» Data provided:
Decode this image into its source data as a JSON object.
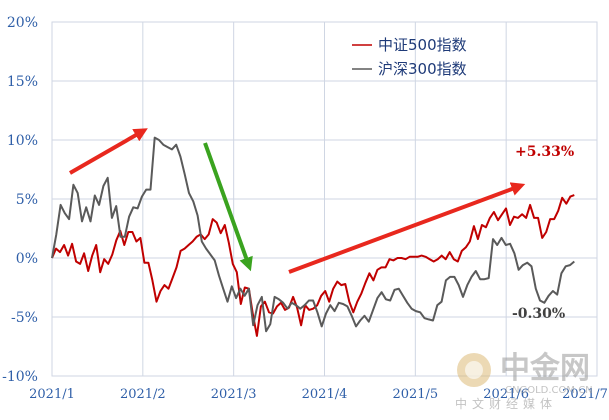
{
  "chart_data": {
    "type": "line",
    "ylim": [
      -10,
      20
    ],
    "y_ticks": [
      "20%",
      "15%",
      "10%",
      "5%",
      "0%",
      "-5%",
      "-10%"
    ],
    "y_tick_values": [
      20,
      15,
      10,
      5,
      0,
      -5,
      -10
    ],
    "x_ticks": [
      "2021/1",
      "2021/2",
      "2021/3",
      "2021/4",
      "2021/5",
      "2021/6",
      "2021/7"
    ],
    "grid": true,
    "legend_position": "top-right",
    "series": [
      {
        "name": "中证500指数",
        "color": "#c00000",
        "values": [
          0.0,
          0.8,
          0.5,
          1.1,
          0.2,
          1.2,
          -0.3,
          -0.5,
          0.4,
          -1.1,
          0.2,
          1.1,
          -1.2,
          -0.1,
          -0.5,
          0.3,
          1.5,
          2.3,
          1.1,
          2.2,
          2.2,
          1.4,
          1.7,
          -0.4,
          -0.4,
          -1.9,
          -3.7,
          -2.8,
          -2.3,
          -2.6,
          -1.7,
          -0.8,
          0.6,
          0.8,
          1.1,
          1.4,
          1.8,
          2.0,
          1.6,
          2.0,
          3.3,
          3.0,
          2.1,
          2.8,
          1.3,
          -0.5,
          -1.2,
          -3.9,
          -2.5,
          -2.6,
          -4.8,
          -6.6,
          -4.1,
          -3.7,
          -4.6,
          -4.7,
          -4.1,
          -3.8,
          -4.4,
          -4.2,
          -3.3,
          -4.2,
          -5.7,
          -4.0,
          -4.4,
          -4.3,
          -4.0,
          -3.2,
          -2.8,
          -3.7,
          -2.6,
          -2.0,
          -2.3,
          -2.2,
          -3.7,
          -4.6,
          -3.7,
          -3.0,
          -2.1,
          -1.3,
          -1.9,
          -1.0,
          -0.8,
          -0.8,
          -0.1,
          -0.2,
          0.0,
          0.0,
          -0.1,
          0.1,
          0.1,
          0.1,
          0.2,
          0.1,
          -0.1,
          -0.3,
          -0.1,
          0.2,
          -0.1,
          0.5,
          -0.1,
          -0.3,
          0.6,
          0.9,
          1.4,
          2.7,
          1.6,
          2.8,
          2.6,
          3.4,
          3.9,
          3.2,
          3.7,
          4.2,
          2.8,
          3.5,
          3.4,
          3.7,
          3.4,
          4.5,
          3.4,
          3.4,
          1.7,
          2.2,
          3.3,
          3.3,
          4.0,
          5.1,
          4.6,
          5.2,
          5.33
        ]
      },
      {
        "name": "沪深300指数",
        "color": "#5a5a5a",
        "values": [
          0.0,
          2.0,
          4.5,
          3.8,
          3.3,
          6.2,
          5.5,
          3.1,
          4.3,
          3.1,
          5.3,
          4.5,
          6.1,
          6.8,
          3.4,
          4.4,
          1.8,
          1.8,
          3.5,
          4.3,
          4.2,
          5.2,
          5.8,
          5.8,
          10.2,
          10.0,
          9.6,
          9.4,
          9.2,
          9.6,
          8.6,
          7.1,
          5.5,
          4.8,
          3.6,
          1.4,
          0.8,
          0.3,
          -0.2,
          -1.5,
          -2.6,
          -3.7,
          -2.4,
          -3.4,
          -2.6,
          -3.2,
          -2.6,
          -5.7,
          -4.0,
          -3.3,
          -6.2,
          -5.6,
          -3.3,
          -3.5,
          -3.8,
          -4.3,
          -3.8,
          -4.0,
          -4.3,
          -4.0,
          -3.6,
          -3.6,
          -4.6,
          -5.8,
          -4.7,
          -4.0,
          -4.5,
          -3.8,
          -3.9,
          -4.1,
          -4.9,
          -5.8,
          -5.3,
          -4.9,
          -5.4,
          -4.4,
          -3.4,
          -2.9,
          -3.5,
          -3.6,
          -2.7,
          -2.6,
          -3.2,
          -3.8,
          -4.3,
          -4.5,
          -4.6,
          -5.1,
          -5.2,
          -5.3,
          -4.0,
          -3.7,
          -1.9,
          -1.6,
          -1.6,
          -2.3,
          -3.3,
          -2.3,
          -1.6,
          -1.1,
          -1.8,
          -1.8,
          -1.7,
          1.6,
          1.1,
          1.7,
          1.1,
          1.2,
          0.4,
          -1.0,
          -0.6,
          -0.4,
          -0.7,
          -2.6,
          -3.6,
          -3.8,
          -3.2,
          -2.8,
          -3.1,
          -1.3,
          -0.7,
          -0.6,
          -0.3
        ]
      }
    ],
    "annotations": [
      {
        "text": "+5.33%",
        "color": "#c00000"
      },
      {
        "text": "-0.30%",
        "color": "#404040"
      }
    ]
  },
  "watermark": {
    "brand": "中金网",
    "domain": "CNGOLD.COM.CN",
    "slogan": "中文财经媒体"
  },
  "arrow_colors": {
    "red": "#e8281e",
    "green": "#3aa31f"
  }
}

--

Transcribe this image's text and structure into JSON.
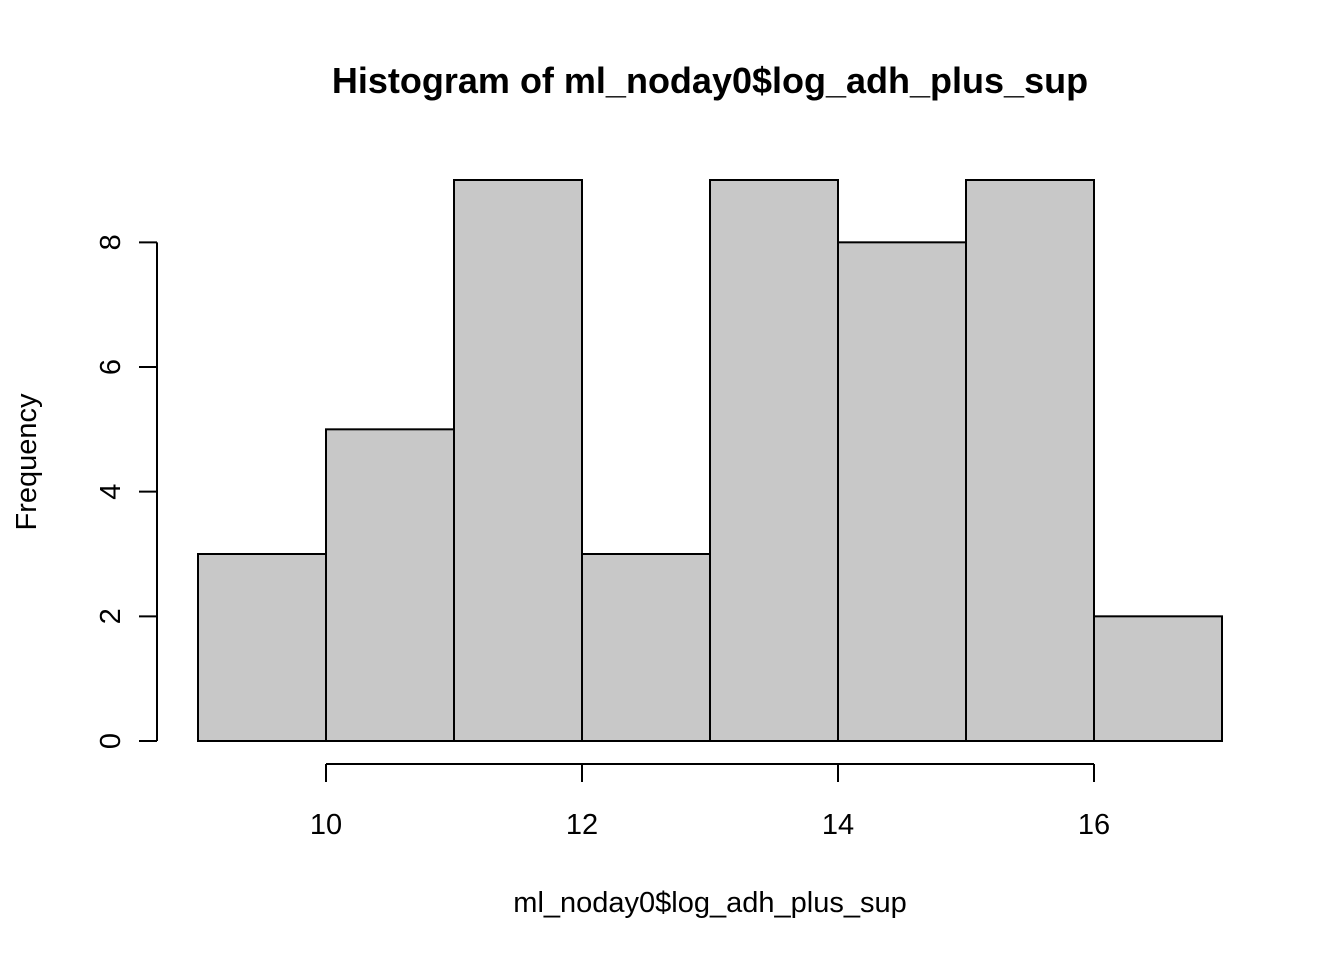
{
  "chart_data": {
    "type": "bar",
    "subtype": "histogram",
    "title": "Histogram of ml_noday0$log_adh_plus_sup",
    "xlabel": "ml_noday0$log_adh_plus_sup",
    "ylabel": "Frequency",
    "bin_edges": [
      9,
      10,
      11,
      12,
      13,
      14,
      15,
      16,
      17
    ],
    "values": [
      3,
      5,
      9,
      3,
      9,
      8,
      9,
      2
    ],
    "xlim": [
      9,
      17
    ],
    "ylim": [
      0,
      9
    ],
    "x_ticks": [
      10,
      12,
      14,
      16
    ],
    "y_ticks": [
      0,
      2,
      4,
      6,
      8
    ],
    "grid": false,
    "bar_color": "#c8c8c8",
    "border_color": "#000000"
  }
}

» Task: Reply with one number only, the count of lines above that hold the string "into".

» Task response: 2